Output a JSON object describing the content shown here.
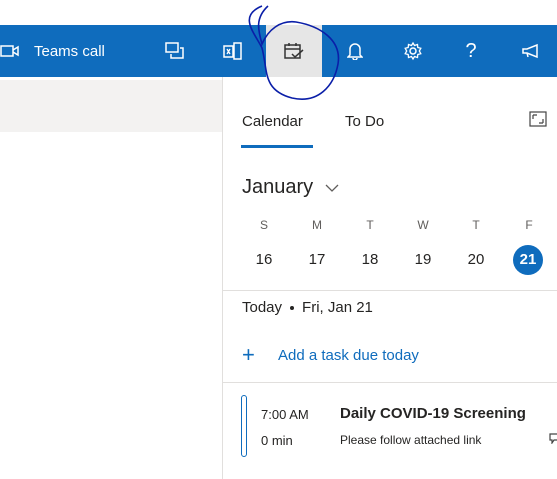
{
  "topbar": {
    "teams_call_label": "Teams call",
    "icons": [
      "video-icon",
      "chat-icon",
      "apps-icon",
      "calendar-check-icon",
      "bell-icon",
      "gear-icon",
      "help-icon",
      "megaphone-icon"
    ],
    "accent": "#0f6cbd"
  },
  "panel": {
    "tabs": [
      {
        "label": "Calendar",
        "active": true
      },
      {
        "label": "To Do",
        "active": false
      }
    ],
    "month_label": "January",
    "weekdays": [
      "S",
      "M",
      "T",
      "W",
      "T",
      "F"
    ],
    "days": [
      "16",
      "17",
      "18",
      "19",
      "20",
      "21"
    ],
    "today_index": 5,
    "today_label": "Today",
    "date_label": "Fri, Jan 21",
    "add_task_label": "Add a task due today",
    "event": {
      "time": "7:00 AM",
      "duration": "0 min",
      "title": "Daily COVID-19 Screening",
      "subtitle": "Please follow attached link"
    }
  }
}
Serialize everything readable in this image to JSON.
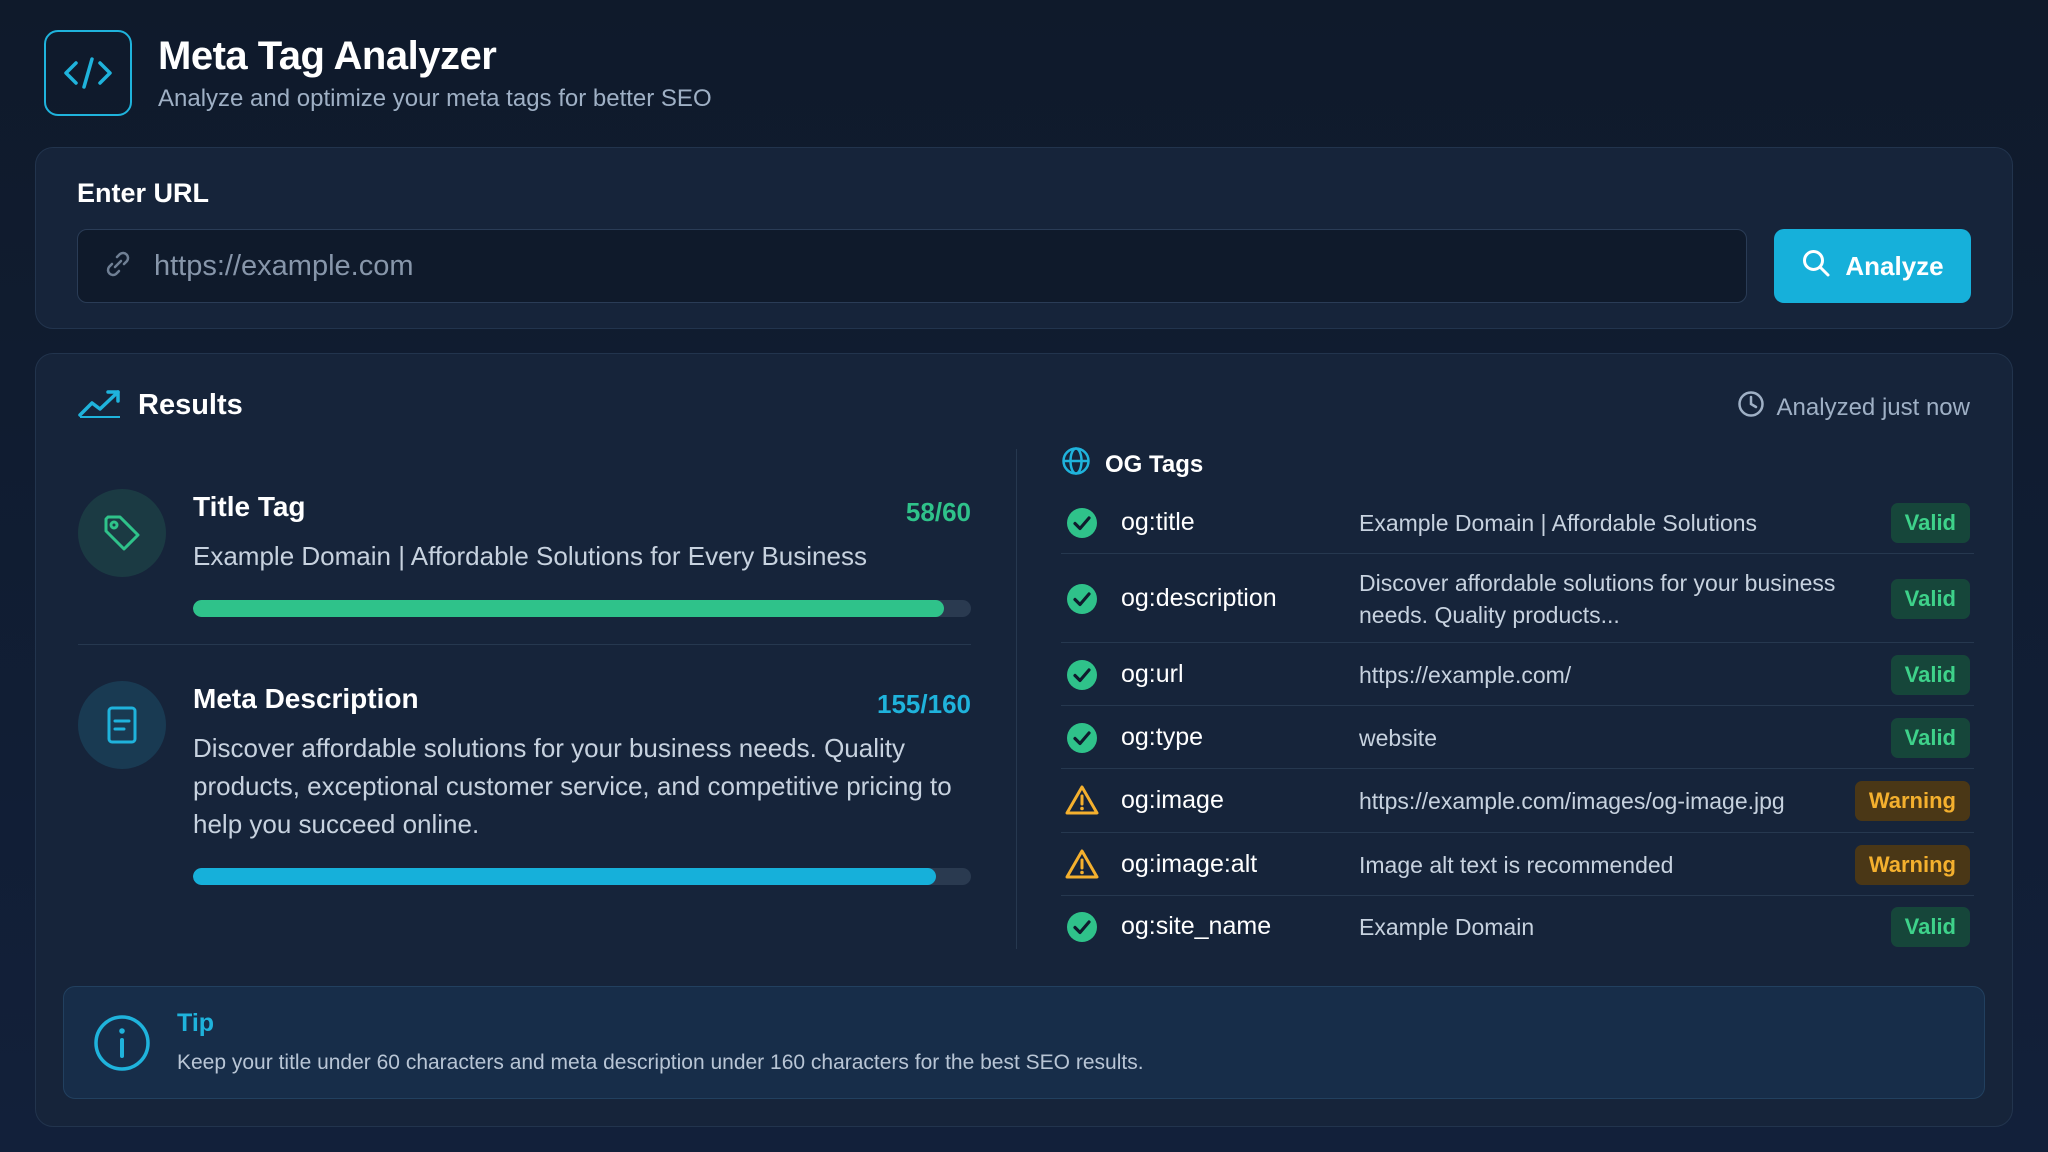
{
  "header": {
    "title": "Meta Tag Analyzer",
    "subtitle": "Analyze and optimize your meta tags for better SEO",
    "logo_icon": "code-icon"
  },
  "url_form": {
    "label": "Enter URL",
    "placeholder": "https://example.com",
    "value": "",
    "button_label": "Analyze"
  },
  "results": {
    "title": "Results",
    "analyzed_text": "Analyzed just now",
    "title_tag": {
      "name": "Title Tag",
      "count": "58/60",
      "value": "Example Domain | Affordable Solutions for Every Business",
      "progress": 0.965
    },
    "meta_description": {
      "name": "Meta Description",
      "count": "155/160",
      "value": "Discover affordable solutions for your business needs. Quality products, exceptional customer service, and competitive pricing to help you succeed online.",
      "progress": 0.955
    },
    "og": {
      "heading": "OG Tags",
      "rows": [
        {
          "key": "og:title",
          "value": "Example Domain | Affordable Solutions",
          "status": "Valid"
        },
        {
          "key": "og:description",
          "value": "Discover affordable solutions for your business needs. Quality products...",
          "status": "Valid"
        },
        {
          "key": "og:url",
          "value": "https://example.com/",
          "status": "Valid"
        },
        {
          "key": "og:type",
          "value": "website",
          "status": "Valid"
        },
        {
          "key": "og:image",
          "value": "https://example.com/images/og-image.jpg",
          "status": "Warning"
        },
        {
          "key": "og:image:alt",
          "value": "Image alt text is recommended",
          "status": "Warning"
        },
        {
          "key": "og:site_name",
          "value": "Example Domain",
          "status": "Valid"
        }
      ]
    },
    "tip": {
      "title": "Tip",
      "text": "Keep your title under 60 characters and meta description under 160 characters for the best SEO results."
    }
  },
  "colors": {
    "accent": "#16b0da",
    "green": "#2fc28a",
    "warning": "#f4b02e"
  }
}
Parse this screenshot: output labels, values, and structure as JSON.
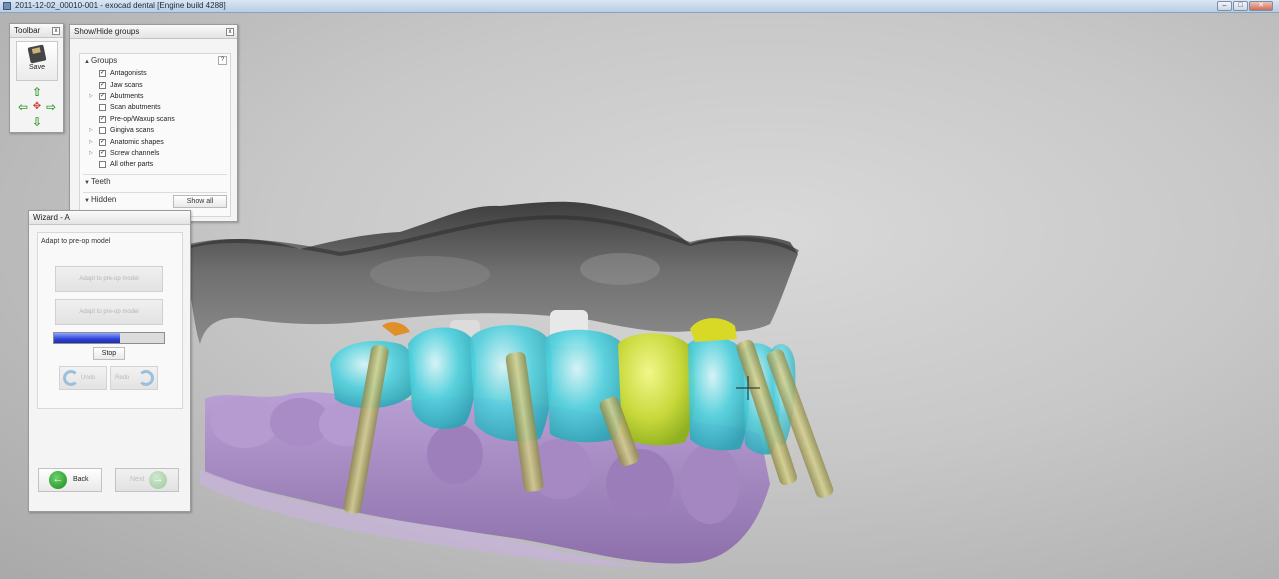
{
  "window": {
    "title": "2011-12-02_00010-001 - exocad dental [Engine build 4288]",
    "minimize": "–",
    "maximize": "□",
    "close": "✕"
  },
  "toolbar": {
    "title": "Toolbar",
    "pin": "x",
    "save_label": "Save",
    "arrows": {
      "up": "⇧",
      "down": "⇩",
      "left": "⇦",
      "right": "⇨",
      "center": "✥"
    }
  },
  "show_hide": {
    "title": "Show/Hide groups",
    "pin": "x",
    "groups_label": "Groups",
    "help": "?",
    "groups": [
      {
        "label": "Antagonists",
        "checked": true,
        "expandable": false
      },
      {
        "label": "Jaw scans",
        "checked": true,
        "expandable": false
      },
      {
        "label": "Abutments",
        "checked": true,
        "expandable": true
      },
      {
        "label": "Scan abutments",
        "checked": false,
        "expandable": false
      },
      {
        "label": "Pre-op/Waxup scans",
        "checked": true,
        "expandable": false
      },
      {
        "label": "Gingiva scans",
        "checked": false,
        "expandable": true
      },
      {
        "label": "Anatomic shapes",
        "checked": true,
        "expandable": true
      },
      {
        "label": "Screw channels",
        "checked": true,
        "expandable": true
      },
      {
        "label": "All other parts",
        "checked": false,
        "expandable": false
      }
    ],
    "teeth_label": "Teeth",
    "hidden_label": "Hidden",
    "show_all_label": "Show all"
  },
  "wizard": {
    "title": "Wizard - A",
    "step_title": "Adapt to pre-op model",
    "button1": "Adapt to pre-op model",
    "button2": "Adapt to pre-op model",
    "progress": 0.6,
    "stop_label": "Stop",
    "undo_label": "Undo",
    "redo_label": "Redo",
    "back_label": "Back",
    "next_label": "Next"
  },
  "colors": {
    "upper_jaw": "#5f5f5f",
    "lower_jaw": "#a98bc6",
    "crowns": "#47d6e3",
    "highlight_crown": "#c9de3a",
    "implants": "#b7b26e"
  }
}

^^^^^^^^^^^^^^^^

▶ _The task_
Every line above should be returned word for word, with the pictures left behind.

▶ _Expected answer_
Output a JSON object describing the content shown here.
{
  "topbar": {
    "teams_call_label": "Teams call",
    "icons": [
      "video-icon",
      "chat-icon",
      "apps-icon",
      "calendar-check-icon",
      "bell-icon",
      "gear-icon",
      "help-icon",
      "megaphone-icon"
    ],
    "accent": "#0f6cbd"
  },
  "panel": {
    "tabs": [
      {
        "label": "Calendar",
        "active": true
      },
      {
        "label": "To Do",
        "active": false
      }
    ],
    "month_label": "January",
    "weekdays": [
      "S",
      "M",
      "T",
      "W",
      "T",
      "F"
    ],
    "days": [
      "16",
      "17",
      "18",
      "19",
      "20",
      "21"
    ],
    "today_index": 5,
    "today_label": "Today",
    "date_label": "Fri, Jan 21",
    "add_task_label": "Add a task due today",
    "event": {
      "time": "7:00 AM",
      "duration": "0 min",
      "title": "Daily COVID-19 Screening",
      "subtitle": "Please follow attached link"
    }
  }
}
Serialize everything readable in this image to JSON.
{
  "header": {
    "title": "Meta Tag Analyzer",
    "subtitle": "Analyze and optimize your meta tags for better SEO",
    "logo_icon": "code-icon"
  },
  "url_form": {
    "label": "Enter URL",
    "placeholder": "https://example.com",
    "value": "",
    "button_label": "Analyze"
  },
  "results": {
    "title": "Results",
    "analyzed_text": "Analyzed just now",
    "title_tag": {
      "name": "Title Tag",
      "count": "58/60",
      "value": "Example Domain | Affordable Solutions for Every Business",
      "progress": 0.965
    },
    "meta_description": {
      "name": "Meta Description",
      "count": "155/160",
      "value": "Discover affordable solutions for your business needs. Quality products, exceptional customer service, and competitive pricing to help you succeed online.",
      "progress": 0.955
    },
    "og": {
      "heading": "OG Tags",
      "rows": [
        {
          "key": "og:title",
          "value": "Example Domain | Affordable Solutions",
          "status": "Valid"
        },
        {
          "key": "og:description",
          "value": "Discover affordable solutions for your business needs. Quality products...",
          "status": "Valid"
        },
        {
          "key": "og:url",
          "value": "https://example.com/",
          "status": "Valid"
        },
        {
          "key": "og:type",
          "value": "website",
          "status": "Valid"
        },
        {
          "key": "og:image",
          "value": "https://example.com/images/og-image.jpg",
          "status": "Warning"
        },
        {
          "key": "og:image:alt",
          "value": "Image alt text is recommended",
          "status": "Warning"
        },
        {
          "key": "og:site_name",
          "value": "Example Domain",
          "status": "Valid"
        }
      ]
    },
    "tip": {
      "title": "Tip",
      "text": "Keep your title under 60 characters and meta description under 160 characters for the best SEO results."
    }
  },
  "colors": {
    "accent": "#16b0da",
    "green": "#2fc28a",
    "warning": "#f4b02e"
  }
}
Parse this screenshot: output labels, values, and structure as JSON.
{
  "window": {
    "title": "2011-12-02_00010-001 - exocad dental [Engine build 4288]",
    "minimize": "–",
    "maximize": "□",
    "close": "✕"
  },
  "toolbar": {
    "title": "Toolbar",
    "pin": "x",
    "save_label": "Save",
    "arrows": {
      "up": "⇧",
      "down": "⇩",
      "left": "⇦",
      "right": "⇨",
      "center": "✥"
    }
  },
  "show_hide": {
    "title": "Show/Hide groups",
    "pin": "x",
    "groups_label": "Groups",
    "help": "?",
    "groups": [
      {
        "label": "Antagonists",
        "checked": true,
        "expandable": false
      },
      {
        "label": "Jaw scans",
        "checked": true,
        "expandable": false
      },
      {
        "label": "Abutments",
        "checked": true,
        "expandable": true
      },
      {
        "label": "Scan abutments",
        "checked": false,
        "expandable": false
      },
      {
        "label": "Pre-op/Waxup scans",
        "checked": true,
        "expandable": false
      },
      {
        "label": "Gingiva scans",
        "checked": false,
        "expandable": true
      },
      {
        "label": "Anatomic shapes",
        "checked": true,
        "expandable": true
      },
      {
        "label": "Screw channels",
        "checked": true,
        "expandable": true
      },
      {
        "label": "All other parts",
        "checked": false,
        "expandable": false
      }
    ],
    "teeth_label": "Teeth",
    "hidden_label": "Hidden",
    "show_all_label": "Show all"
  },
  "wizard": {
    "title": "Wizard - A",
    "step_title": "Adapt to pre-op model",
    "button1": "Adapt to pre-op model",
    "button2": "Adapt to pre-op model",
    "progress": 0.6,
    "stop_label": "Stop",
    "undo_label": "Undo",
    "redo_label": "Redo",
    "back_label": "Back",
    "next_label": "Next"
  },
  "colors": {
    "upper_jaw": "#5f5f5f",
    "lower_jaw": "#a98bc6",
    "crowns": "#47d6e3",
    "highlight_crown": "#c9de3a",
    "implants": "#b7b26e"
  }
}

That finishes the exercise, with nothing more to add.